Write out the whole listing exactly as it stands.

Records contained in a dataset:
★ ★ ★ ★

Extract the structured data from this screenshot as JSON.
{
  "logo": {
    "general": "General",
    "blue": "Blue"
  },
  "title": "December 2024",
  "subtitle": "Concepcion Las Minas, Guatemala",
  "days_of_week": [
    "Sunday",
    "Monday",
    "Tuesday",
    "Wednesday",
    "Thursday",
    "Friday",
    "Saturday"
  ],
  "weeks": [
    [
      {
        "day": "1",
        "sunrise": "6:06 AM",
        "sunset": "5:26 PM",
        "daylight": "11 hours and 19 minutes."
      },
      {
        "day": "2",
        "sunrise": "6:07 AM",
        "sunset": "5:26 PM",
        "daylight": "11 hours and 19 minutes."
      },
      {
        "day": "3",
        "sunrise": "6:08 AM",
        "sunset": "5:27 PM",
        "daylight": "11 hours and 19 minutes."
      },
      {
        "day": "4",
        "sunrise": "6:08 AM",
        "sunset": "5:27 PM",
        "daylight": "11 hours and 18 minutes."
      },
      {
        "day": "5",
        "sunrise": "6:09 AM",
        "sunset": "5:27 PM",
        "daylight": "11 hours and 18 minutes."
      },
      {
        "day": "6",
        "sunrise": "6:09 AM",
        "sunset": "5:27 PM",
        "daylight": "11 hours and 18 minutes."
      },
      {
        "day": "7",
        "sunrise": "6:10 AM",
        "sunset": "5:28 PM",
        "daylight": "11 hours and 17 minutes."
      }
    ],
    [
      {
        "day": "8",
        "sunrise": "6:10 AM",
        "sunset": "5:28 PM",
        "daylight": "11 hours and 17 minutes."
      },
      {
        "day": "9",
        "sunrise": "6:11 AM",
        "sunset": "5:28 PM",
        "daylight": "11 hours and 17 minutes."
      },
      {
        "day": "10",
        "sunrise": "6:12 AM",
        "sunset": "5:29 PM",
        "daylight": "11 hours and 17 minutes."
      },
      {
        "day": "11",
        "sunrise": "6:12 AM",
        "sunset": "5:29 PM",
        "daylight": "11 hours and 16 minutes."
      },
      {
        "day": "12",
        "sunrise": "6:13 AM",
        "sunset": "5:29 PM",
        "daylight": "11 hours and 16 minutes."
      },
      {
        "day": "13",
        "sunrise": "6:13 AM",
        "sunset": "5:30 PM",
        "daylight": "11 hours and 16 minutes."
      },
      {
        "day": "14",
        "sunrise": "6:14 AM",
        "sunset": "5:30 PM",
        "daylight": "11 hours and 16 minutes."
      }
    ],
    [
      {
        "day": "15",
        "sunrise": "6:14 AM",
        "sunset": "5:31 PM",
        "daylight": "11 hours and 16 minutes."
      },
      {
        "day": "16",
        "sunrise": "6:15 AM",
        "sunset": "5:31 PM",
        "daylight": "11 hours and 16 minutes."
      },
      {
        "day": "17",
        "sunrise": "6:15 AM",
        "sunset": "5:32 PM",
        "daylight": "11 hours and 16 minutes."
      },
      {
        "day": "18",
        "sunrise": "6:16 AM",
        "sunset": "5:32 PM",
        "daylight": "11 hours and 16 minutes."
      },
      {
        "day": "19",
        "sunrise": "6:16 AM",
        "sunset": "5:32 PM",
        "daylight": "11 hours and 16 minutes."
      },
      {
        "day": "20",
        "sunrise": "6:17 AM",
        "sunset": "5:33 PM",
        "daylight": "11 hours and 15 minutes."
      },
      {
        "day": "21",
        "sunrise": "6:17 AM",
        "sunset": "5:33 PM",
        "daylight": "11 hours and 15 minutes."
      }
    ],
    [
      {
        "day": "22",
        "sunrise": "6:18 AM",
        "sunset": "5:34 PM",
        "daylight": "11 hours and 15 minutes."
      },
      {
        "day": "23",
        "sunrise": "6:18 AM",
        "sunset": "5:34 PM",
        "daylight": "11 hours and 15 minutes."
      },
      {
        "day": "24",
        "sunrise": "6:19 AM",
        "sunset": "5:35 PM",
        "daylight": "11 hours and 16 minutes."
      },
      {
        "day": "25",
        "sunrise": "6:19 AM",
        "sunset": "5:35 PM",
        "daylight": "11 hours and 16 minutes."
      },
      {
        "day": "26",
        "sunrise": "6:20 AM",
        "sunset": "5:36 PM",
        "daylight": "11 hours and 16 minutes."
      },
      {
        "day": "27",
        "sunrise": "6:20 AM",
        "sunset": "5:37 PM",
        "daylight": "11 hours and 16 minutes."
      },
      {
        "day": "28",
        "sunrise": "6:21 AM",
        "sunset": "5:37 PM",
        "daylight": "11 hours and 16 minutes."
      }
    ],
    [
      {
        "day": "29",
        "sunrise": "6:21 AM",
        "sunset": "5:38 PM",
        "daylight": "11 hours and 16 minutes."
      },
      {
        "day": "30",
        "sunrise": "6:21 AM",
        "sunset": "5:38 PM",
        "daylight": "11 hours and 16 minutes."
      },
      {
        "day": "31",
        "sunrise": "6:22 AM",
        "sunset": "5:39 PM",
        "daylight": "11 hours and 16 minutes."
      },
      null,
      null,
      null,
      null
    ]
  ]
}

★ ★ ★ ★

TASK SOLUTION:
Extract the structured data from this screenshot as JSON.
{
  "logo": {
    "general": "General",
    "blue": "Blue"
  },
  "title": "December 2024",
  "subtitle": "Concepcion Las Minas, Guatemala",
  "days_of_week": [
    "Sunday",
    "Monday",
    "Tuesday",
    "Wednesday",
    "Thursday",
    "Friday",
    "Saturday"
  ],
  "weeks": [
    [
      {
        "day": "1",
        "sunrise": "6:06 AM",
        "sunset": "5:26 PM",
        "daylight": "11 hours and 19 minutes."
      },
      {
        "day": "2",
        "sunrise": "6:07 AM",
        "sunset": "5:26 PM",
        "daylight": "11 hours and 19 minutes."
      },
      {
        "day": "3",
        "sunrise": "6:08 AM",
        "sunset": "5:27 PM",
        "daylight": "11 hours and 19 minutes."
      },
      {
        "day": "4",
        "sunrise": "6:08 AM",
        "sunset": "5:27 PM",
        "daylight": "11 hours and 18 minutes."
      },
      {
        "day": "5",
        "sunrise": "6:09 AM",
        "sunset": "5:27 PM",
        "daylight": "11 hours and 18 minutes."
      },
      {
        "day": "6",
        "sunrise": "6:09 AM",
        "sunset": "5:27 PM",
        "daylight": "11 hours and 18 minutes."
      },
      {
        "day": "7",
        "sunrise": "6:10 AM",
        "sunset": "5:28 PM",
        "daylight": "11 hours and 17 minutes."
      }
    ],
    [
      {
        "day": "8",
        "sunrise": "6:10 AM",
        "sunset": "5:28 PM",
        "daylight": "11 hours and 17 minutes."
      },
      {
        "day": "9",
        "sunrise": "6:11 AM",
        "sunset": "5:28 PM",
        "daylight": "11 hours and 17 minutes."
      },
      {
        "day": "10",
        "sunrise": "6:12 AM",
        "sunset": "5:29 PM",
        "daylight": "11 hours and 17 minutes."
      },
      {
        "day": "11",
        "sunrise": "6:12 AM",
        "sunset": "5:29 PM",
        "daylight": "11 hours and 16 minutes."
      },
      {
        "day": "12",
        "sunrise": "6:13 AM",
        "sunset": "5:29 PM",
        "daylight": "11 hours and 16 minutes."
      },
      {
        "day": "13",
        "sunrise": "6:13 AM",
        "sunset": "5:30 PM",
        "daylight": "11 hours and 16 minutes."
      },
      {
        "day": "14",
        "sunrise": "6:14 AM",
        "sunset": "5:30 PM",
        "daylight": "11 hours and 16 minutes."
      }
    ],
    [
      {
        "day": "15",
        "sunrise": "6:14 AM",
        "sunset": "5:31 PM",
        "daylight": "11 hours and 16 minutes."
      },
      {
        "day": "16",
        "sunrise": "6:15 AM",
        "sunset": "5:31 PM",
        "daylight": "11 hours and 16 minutes."
      },
      {
        "day": "17",
        "sunrise": "6:15 AM",
        "sunset": "5:32 PM",
        "daylight": "11 hours and 16 minutes."
      },
      {
        "day": "18",
        "sunrise": "6:16 AM",
        "sunset": "5:32 PM",
        "daylight": "11 hours and 16 minutes."
      },
      {
        "day": "19",
        "sunrise": "6:16 AM",
        "sunset": "5:32 PM",
        "daylight": "11 hours and 16 minutes."
      },
      {
        "day": "20",
        "sunrise": "6:17 AM",
        "sunset": "5:33 PM",
        "daylight": "11 hours and 15 minutes."
      },
      {
        "day": "21",
        "sunrise": "6:17 AM",
        "sunset": "5:33 PM",
        "daylight": "11 hours and 15 minutes."
      }
    ],
    [
      {
        "day": "22",
        "sunrise": "6:18 AM",
        "sunset": "5:34 PM",
        "daylight": "11 hours and 15 minutes."
      },
      {
        "day": "23",
        "sunrise": "6:18 AM",
        "sunset": "5:34 PM",
        "daylight": "11 hours and 15 minutes."
      },
      {
        "day": "24",
        "sunrise": "6:19 AM",
        "sunset": "5:35 PM",
        "daylight": "11 hours and 16 minutes."
      },
      {
        "day": "25",
        "sunrise": "6:19 AM",
        "sunset": "5:35 PM",
        "daylight": "11 hours and 16 minutes."
      },
      {
        "day": "26",
        "sunrise": "6:20 AM",
        "sunset": "5:36 PM",
        "daylight": "11 hours and 16 minutes."
      },
      {
        "day": "27",
        "sunrise": "6:20 AM",
        "sunset": "5:37 PM",
        "daylight": "11 hours and 16 minutes."
      },
      {
        "day": "28",
        "sunrise": "6:21 AM",
        "sunset": "5:37 PM",
        "daylight": "11 hours and 16 minutes."
      }
    ],
    [
      {
        "day": "29",
        "sunrise": "6:21 AM",
        "sunset": "5:38 PM",
        "daylight": "11 hours and 16 minutes."
      },
      {
        "day": "30",
        "sunrise": "6:21 AM",
        "sunset": "5:38 PM",
        "daylight": "11 hours and 16 minutes."
      },
      {
        "day": "31",
        "sunrise": "6:22 AM",
        "sunset": "5:39 PM",
        "daylight": "11 hours and 16 minutes."
      },
      null,
      null,
      null,
      null
    ]
  ]
}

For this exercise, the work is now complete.